--- start RECORDED INFORMATION ---
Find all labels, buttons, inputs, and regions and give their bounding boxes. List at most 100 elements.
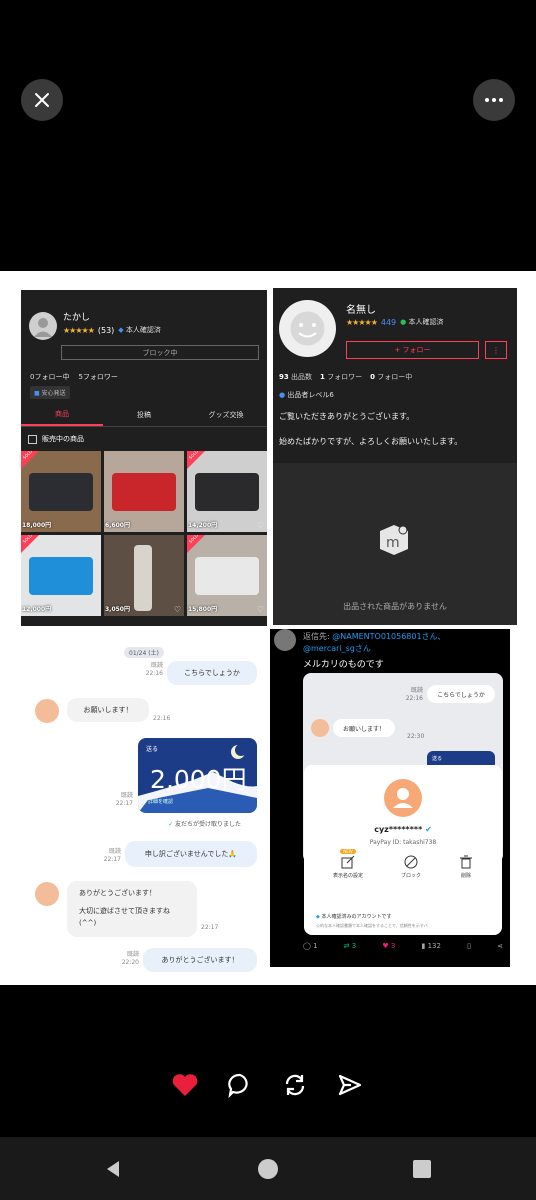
truck-icon: ■ <box>34 390 40 397</box>
repost-button[interactable] <box>282 1072 308 1098</box>
heart-icon[interactable]: ♡ <box>257 521 264 530</box>
follow-button[interactable]: + フォロー <box>346 341 479 359</box>
time: 22:30 <box>407 733 425 740</box>
product-tile[interactable]: 6,600円 <box>104 451 184 532</box>
product-tile[interactable]: SOLD 15,800円 ♡ <box>187 535 267 616</box>
recents-square-icon <box>413 1160 431 1178</box>
paypay-id: PayPay ID: takashi738 <box>369 839 437 846</box>
read-time: 既読 22:17 <box>103 848 121 863</box>
gift-detail-link[interactable]: 詳細を確認 <box>148 798 173 805</box>
tab-posts[interactable]: 投稿 <box>103 404 185 426</box>
mention-link[interactable]: @mercari_sgさん <box>303 643 371 654</box>
block-button[interactable]: ブロック <box>401 855 421 879</box>
more-options-button[interactable] <box>473 79 515 121</box>
heart-icon <box>172 1074 198 1096</box>
verified-check-icon: ✔ <box>425 825 432 834</box>
close-button[interactable] <box>21 79 63 121</box>
product-tile[interactable]: SOLD 18,000円 <box>21 451 101 532</box>
heart-icon[interactable]: ♡ <box>257 605 264 614</box>
tab-goods-exchange[interactable]: グッズ交換 <box>185 404 267 426</box>
post-image[interactable]: たかし ★★★★★ (53) ◆ 本人確認済 ブロック中 0フォロー中 5フォロ… <box>0 271 536 985</box>
chat-bubble-received: お願いします！ <box>333 719 395 737</box>
sold-badge: SOLD <box>21 535 39 553</box>
paypay-gift-card[interactable]: 送る 2,000円 詳細を確認 <box>138 738 257 813</box>
x-post-screenshot: 返信先: @NAMENTO01056801さん、 @mercari_sgさん メ… <box>270 629 510 967</box>
received-status: ✓ 友だちが受け取りました <box>168 821 241 828</box>
following-count[interactable]: 0フォロー中 <box>30 372 69 382</box>
back-button[interactable] <box>102 1158 124 1180</box>
bio-line-1: ご覧いただきありがとうございます。 <box>279 412 415 421</box>
recents-button[interactable] <box>411 1158 433 1180</box>
repost-icon <box>285 1074 305 1096</box>
more-horizontal-icon <box>485 98 503 102</box>
comment-icon <box>228 1073 248 1098</box>
product-image <box>29 557 93 595</box>
rating-count[interactable]: 449 <box>381 318 396 327</box>
verified-badge: ◆ 本人確認済 <box>118 326 161 334</box>
close-icon <box>35 93 49 107</box>
chat-bubble-sent: 申し訳ございませんでした🙏 <box>125 841 257 867</box>
share-icon[interactable]: ⋖ <box>497 942 503 950</box>
paypay-user-sheet: cyz******** ✔ PayPay ID: takashi738 NEW … <box>304 765 502 935</box>
following-stat[interactable]: 0 フォロー中 <box>370 372 412 382</box>
safe-shipping-badge: ■ 安心発送 <box>30 386 70 399</box>
date-chip: 01/24 (土) <box>124 647 164 658</box>
product-image <box>195 557 259 595</box>
reply-count[interactable]: ◯ 1 <box>303 942 318 950</box>
gift-amount: 2,000円 <box>150 765 247 794</box>
profile-name: たかし <box>63 313 91 323</box>
heart-icon[interactable]: ♡ <box>174 605 181 614</box>
shield-check-icon: ◆ <box>118 326 124 334</box>
sheet-actions: NEW 表示名の設定 ブロック 削除 <box>314 849 492 879</box>
paypay-username: cyz******** ✔ <box>374 825 432 834</box>
chat-bubble-sent: ありがとうございます！ <box>143 948 257 972</box>
product-tile[interactable]: 3,050円 ♡ <box>104 535 184 616</box>
on-sale-filter[interactable]: 販売中の商品 <box>28 434 84 444</box>
price: 3,050円 <box>105 606 130 613</box>
blocked-button[interactable]: ブロック中 <box>61 345 259 360</box>
star-rating-icon: ★★★★★ <box>63 325 95 335</box>
send-icon <box>338 1074 362 1096</box>
verified-account-note: ◆ 本人確認済みのアカウントです <box>316 914 392 920</box>
retweet-count[interactable]: ⇄ 3 <box>344 942 357 950</box>
avatar <box>279 300 336 357</box>
rating-count: (53) <box>97 325 115 335</box>
sold-badge: SOLD <box>187 451 205 469</box>
set-display-name-button[interactable]: NEW 表示名の設定 <box>333 849 363 879</box>
block-icon <box>404 855 418 869</box>
home-button[interactable] <box>257 1158 279 1180</box>
share-button[interactable] <box>337 1072 363 1098</box>
checkbox[interactable] <box>28 434 37 444</box>
read-time: 既読 22:17 <box>115 792 133 807</box>
comment-button[interactable] <box>227 1072 253 1098</box>
like-count[interactable]: ♥ 3 <box>382 942 395 950</box>
avatar <box>311 719 329 737</box>
avatar <box>35 882 59 906</box>
gift-label: 送る <box>146 746 159 753</box>
takashi-profile-screenshot: たかし ★★★★★ (53) ◆ 本人確認済 ブロック中 0フォロー中 5フォロ… <box>21 290 267 626</box>
sold-badge: SOLD <box>21 451 39 469</box>
seller-level: ● 出品者レベル6 <box>279 391 334 399</box>
svg-text:m: m <box>386 535 400 551</box>
check-icon: ✓ <box>168 821 174 828</box>
like-button[interactable] <box>172 1072 198 1098</box>
system-navigation-bar <box>0 1137 536 1200</box>
product-tile[interactable]: SOLD 12,000円 <box>21 535 101 616</box>
tab-products[interactable]: 商品 <box>21 404 103 426</box>
bookmark-icon[interactable]: ▯ <box>467 942 471 950</box>
listings-stat: 93 出品数 <box>279 373 312 381</box>
avatar <box>29 312 57 340</box>
product-tile[interactable]: SOLD 14,200円 ♡ <box>187 451 267 532</box>
read-time: 既読 22:16 <box>145 662 163 677</box>
mention-link[interactable]: @NAMENTO01056801さん、 <box>332 632 445 641</box>
view-count[interactable]: ▮ 132 <box>422 942 441 950</box>
followers-stat[interactable]: 1 フォロワー <box>320 372 362 382</box>
read-time: 既読 22:20 <box>121 951 139 966</box>
avatar <box>384 779 422 817</box>
level-icon: ● <box>279 391 286 399</box>
bio-line-2: 始めたばかりですが、よろしくお願いいたします。 <box>279 437 463 446</box>
delete-button[interactable]: 削除 <box>459 855 473 879</box>
more-vertical-icon[interactable]: ⋮ <box>485 341 507 359</box>
followers-count[interactable]: 5フォロワー <box>78 372 117 382</box>
chat-bubble-sent: こちらでしょうか <box>427 685 495 703</box>
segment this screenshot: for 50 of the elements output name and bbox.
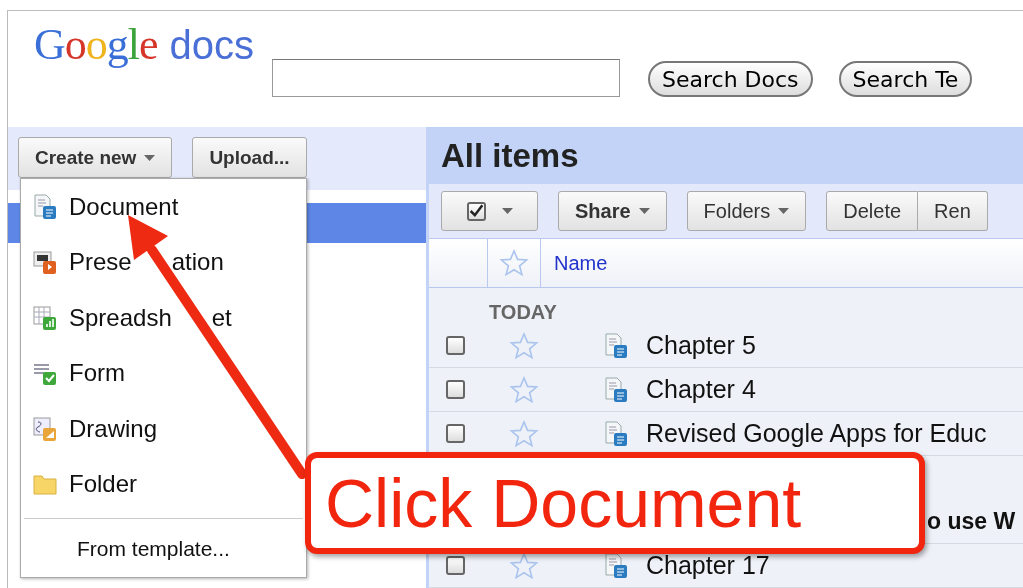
menu-item[interactable]: Document [69, 194, 179, 219]
document-icon [33, 193, 57, 220]
star-icon[interactable] [509, 331, 539, 360]
checkbox[interactable] [446, 380, 465, 399]
checkbox[interactable] [446, 424, 465, 443]
group-label: TODAY [488, 300, 557, 324]
google-docs-logo: Google docs [34, 19, 255, 70]
upload-button[interactable]: Upload... [192, 137, 307, 178]
caret-icon [144, 154, 156, 161]
toolbar-button[interactable]: Folders [686, 191, 807, 232]
search-button[interactable]: Search Docs [648, 61, 813, 97]
toolbar-button[interactable]: Delete [826, 191, 919, 232]
menu-item[interactable]: From template... [77, 537, 230, 560]
star-column-icon[interactable] [499, 249, 529, 277]
caret-icon [778, 208, 790, 215]
document-icon [604, 376, 628, 403]
toolbar-button[interactable]: Share [558, 191, 667, 232]
menu-item[interactable]: Drawing [69, 416, 158, 441]
callout-text: Click Document [325, 469, 802, 537]
page-title: All items [441, 136, 579, 175]
menu-item-text[interactable]: ation [171, 250, 224, 275]
search-field[interactable] [272, 59, 621, 97]
checkbox[interactable] [446, 336, 465, 355]
spreadsheet-icon [33, 304, 57, 331]
menu-item[interactable]: Form [69, 361, 125, 386]
star-icon[interactable] [509, 375, 539, 404]
menu-item[interactable]: Folder [69, 472, 138, 497]
select-dropdown-button[interactable] [441, 191, 538, 232]
presentation-icon [33, 249, 57, 276]
document-name[interactable]: Chapter 5 [646, 331, 756, 360]
checkbox[interactable] [446, 556, 465, 575]
document-name[interactable]: Chapter 17 [646, 551, 770, 580]
menu-item-text[interactable]: Prese [69, 250, 132, 275]
checkbox[interactable] [466, 201, 486, 221]
document-name[interactable]: Revised Google Apps for Educ [646, 419, 987, 448]
caret-icon [638, 208, 650, 215]
search-button[interactable]: Search Te [838, 61, 973, 97]
document-name[interactable]: o use W [927, 508, 1016, 535]
menu-item-text[interactable]: et [211, 305, 232, 330]
drawing-icon [33, 415, 57, 442]
create-new-button[interactable]: Create new [18, 137, 173, 178]
menu-item-text[interactable]: Spreadsh [69, 305, 172, 330]
caret-icon [501, 208, 513, 215]
name-column-header[interactable]: Name [554, 251, 608, 275]
document-icon [604, 420, 628, 447]
toolbar-button[interactable]: Ren [918, 191, 988, 232]
star-icon[interactable] [509, 419, 539, 448]
document-icon [604, 332, 628, 359]
star-icon[interactable] [509, 551, 539, 580]
document-name[interactable]: Chapter 4 [646, 375, 756, 404]
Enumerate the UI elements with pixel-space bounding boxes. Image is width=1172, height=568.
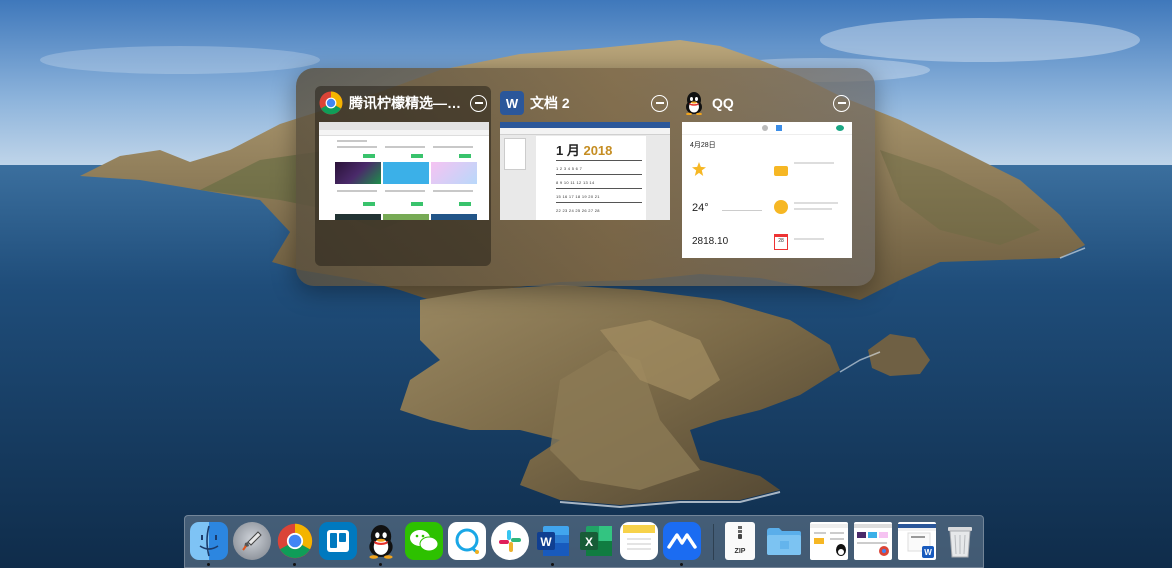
minimized-qq-window-icon — [810, 524, 848, 556]
tencent-meeting-icon — [667, 533, 697, 549]
desktop: 腾讯柠檬精选——... W 文档 2 1 月 2018 1 2 3 4 5 6 … — [0, 0, 1172, 568]
folder-icon — [767, 528, 801, 555]
dock-meeting-bubble[interactable] — [448, 522, 486, 560]
close-window-button[interactable] — [651, 94, 668, 112]
window-thumbnail-qq: 4月28日 24° 2818.10 28 — [682, 122, 852, 258]
window-title: 文档 2 — [530, 95, 570, 111]
excel-icon: X — [580, 526, 612, 556]
word-icon: W — [537, 526, 569, 556]
launchpad-rocket-icon — [242, 531, 262, 551]
meeting-bubble-icon — [455, 528, 479, 555]
chrome-icon — [319, 91, 343, 115]
window-thumbnail-chrome — [319, 122, 489, 220]
qq-icon — [369, 525, 393, 559]
window-card-header: 腾讯柠檬精选——... — [319, 91, 487, 115]
trash-icon — [948, 527, 972, 558]
calendar-heading: 1 月 2018 — [556, 143, 613, 158]
dock-minimized-chrome-window[interactable] — [854, 522, 892, 560]
svg-text:X: X — [585, 535, 593, 549]
dock-minimized-word-window[interactable]: W — [898, 522, 936, 560]
trello-icon — [327, 530, 349, 552]
window-card-header: QQ — [682, 91, 850, 115]
notes-icon — [623, 525, 655, 550]
dock-wechat[interactable] — [405, 522, 443, 560]
dock-zip-archive[interactable]: ZIP — [725, 522, 755, 560]
dock-qq[interactable] — [362, 522, 400, 560]
word-icon: W — [500, 91, 524, 115]
dock-minimized-qq-window[interactable] — [810, 522, 848, 560]
dock-trello[interactable] — [319, 522, 357, 560]
dock-separator — [713, 524, 714, 560]
dock-notes[interactable] — [620, 522, 658, 560]
window-card-word[interactable]: W 文档 2 1 月 2018 1 2 3 4 5 6 7 8 9 10 11 … — [496, 86, 672, 266]
dock-word[interactable]: W — [534, 522, 572, 560]
close-window-button[interactable] — [470, 94, 487, 112]
dock-trash[interactable] — [941, 522, 979, 560]
minimized-word-window-icon: W — [898, 524, 936, 558]
dock-chrome[interactable] — [276, 522, 314, 560]
window-title: QQ — [712, 95, 734, 111]
dock: W X ZIP W — [184, 515, 984, 568]
finder-icon — [199, 525, 219, 557]
window-card-qq[interactable]: QQ 4月28日 24° 2818.10 28 — [678, 86, 854, 266]
dock-slack[interactable] — [491, 522, 529, 560]
window-card-header: W 文档 2 — [500, 91, 668, 115]
dock-finder[interactable] — [190, 522, 228, 560]
dock-excel[interactable]: X — [577, 522, 615, 560]
zip-file-icon — [738, 526, 742, 539]
chrome-icon — [277, 523, 313, 559]
window-thumbnail-word: 1 月 2018 1 2 3 4 5 6 7 8 9 10 11 12 13 1… — [500, 122, 670, 220]
wechat-icon — [410, 530, 439, 552]
dock-folder[interactable] — [765, 522, 803, 560]
app-switcher-panel: 腾讯柠檬精选——... W 文档 2 1 月 2018 1 2 3 4 5 6 … — [296, 68, 875, 286]
dock-tencent-meeting[interactable] — [663, 522, 701, 560]
close-window-button[interactable] — [833, 94, 850, 112]
svg-text:W: W — [540, 535, 552, 549]
minimized-chrome-window-icon — [854, 524, 892, 556]
svg-text:W: W — [924, 548, 932, 557]
slack-icon — [499, 530, 521, 552]
window-title: 腾讯柠檬精选——... — [349, 95, 470, 111]
window-card-chrome[interactable]: 腾讯柠檬精选——... — [315, 86, 491, 266]
qq-icon — [682, 91, 706, 115]
dock-launchpad[interactable] — [233, 522, 271, 560]
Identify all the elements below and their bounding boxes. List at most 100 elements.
--- end RECORDED INFORMATION ---
» EXERCISE BRIEF: Print the entries above verbatim, beginning at the line that contains "truck-icon: ■ <box>34 390 40 397</box>" and ending after the line that contains "time: 22:30 <box>407 733 425 740</box>".

» RIGHT ANSWER:
truck-icon: ■ <box>34 390 40 397</box>
repost-button[interactable] <box>282 1072 308 1098</box>
heart-icon[interactable]: ♡ <box>257 521 264 530</box>
follow-button[interactable]: + フォロー <box>346 341 479 359</box>
time: 22:30 <box>407 733 425 740</box>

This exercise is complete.